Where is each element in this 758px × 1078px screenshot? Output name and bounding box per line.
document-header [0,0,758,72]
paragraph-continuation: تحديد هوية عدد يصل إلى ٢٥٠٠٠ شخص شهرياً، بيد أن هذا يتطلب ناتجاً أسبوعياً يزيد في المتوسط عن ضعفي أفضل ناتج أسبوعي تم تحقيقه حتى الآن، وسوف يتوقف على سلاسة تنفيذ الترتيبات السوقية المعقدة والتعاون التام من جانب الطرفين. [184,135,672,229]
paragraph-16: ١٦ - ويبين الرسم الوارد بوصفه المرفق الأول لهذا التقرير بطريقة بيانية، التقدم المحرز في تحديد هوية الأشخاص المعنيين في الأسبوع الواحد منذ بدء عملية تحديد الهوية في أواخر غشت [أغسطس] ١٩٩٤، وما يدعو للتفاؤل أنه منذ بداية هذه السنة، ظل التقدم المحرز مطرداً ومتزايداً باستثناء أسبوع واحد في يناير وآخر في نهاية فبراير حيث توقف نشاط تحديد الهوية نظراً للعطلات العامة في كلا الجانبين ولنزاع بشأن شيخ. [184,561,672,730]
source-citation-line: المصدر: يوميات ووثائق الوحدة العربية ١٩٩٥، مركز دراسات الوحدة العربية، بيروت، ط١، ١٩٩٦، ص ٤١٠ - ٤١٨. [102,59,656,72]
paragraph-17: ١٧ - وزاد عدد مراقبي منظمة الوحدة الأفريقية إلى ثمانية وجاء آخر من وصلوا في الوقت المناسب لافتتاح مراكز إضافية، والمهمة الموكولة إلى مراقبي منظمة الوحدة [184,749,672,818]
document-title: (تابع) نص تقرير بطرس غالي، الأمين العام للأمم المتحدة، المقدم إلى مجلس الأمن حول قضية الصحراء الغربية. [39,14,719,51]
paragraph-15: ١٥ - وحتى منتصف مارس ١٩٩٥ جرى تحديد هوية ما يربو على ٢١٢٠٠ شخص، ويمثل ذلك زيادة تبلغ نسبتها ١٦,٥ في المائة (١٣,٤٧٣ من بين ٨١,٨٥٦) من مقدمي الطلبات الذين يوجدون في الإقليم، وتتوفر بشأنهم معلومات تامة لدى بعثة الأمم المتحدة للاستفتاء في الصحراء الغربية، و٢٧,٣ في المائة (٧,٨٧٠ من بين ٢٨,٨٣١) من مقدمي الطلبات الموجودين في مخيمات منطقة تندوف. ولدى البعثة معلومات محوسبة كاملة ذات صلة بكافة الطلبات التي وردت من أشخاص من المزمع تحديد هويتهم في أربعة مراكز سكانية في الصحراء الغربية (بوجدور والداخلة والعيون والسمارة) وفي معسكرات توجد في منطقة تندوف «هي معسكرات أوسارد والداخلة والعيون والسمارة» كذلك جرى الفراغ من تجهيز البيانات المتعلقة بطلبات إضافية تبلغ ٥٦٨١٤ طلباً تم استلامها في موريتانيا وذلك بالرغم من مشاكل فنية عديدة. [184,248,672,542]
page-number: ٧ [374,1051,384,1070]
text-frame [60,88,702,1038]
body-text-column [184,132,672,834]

++++++

## TO BE DONE
Copy out the entries above without a single change, everything from the very first line down to and including the line that contains "paragraph-15: ١٥ - وحتى".

## EXPECTED ANSWER
Where is each element in this 758px × 1078px screenshot? Output name and bounding box per line.
document-header [0,0,758,72]
paragraph-continuation: تحديد هوية عدد يصل إلى ٢٥٠٠٠ شخص شهرياً، بيد أن هذا يتطلب ناتجاً أسبوعياً يزيد في المتوسط عن ضعفي أفضل ناتج أسبوعي تم تحقيقه حتى الآن، وسوف يتوقف على سلاسة تنفيذ الترتيبات السوقية المعقدة والتعاون التام من جانب الطرفين. [184,135,672,229]
paragraph-16: ١٦ - ويبين الرسم الوارد بوصفه المرفق الأول لهذا التقرير بطريقة بيانية، التقدم المحرز في تحديد هوية الأشخاص المعنيين في الأسبوع الواحد منذ بدء عملية تحديد الهوية في أواخر غشت [أغسطس] ١٩٩٤، وما يدعو للتفاؤل أنه منذ بداية هذه السنة، ظل التقدم المحرز مطرداً ومتزايداً باستثناء أسبوع واحد في يناير وآخر في نهاية فبراير حيث توقف نشاط تحديد الهوية نظراً للعطلات العامة في كلا الجانبين ولنزاع بشأن شيخ. [184,561,672,730]
source-citation-line: المصدر: يوميات ووثائق الوحدة العربية ١٩٩٥، مركز دراسات الوحدة العربية، بيروت، ط١، ١٩٩٦، ص ٤١٠ - ٤١٨. [102,59,656,72]
paragraph-17: ١٧ - وزاد عدد مراقبي منظمة الوحدة الأفريقية إلى ثمانية وجاء آخر من وصلوا في الوقت المناسب لافتتاح مراكز إضافية، والمهمة الموكولة إلى مراقبي منظمة الوحدة [184,749,672,818]
document-title: (تابع) نص تقرير بطرس غالي، الأمين العام للأمم المتحدة، المقدم إلى مجلس الأمن حول قضية الصحراء الغربية. [39,14,719,51]
paragraph-15: ١٥ - وحتى منتصف مارس ١٩٩٥ جرى تحديد هوية ما يربو على ٢١٢٠٠ شخص، ويمثل ذلك زيادة تبلغ نسبتها ١٦,٥ في المائة (١٣,٤٧٣ من بين ٨١,٨٥٦) من مقدمي الطلبات الذين يوجدون في الإقليم، وتتوفر بشأنهم معلومات تامة لدى بعثة الأمم المتحدة للاستفتاء في الصحراء الغربية، و٢٧,٣ في المائة (٧,٨٧٠ من بين ٢٨,٨٣١) من مقدمي الطلبات الموجودين في مخيمات منطقة تندوف. ولدى البعثة معلومات محوسبة كاملة ذات صلة بكافة الطلبات التي وردت من أشخاص من المزمع تحديد هويتهم في أربعة مراكز سكانية في الصحراء الغربية (بوجدور والداخلة والعيون والسمارة) وفي معسكرات توجد في منطقة تندوف «هي معسكرات أوسارد والداخلة والعيون والسمارة» كذلك جرى الفراغ من تجهيز البيانات المتعلقة بطلبات إضافية تبلغ ٥٦٨١٤ طلباً تم استلامها في موريتانيا وذلك بالرغم من مشاكل فنية عديدة. [184,248,672,542]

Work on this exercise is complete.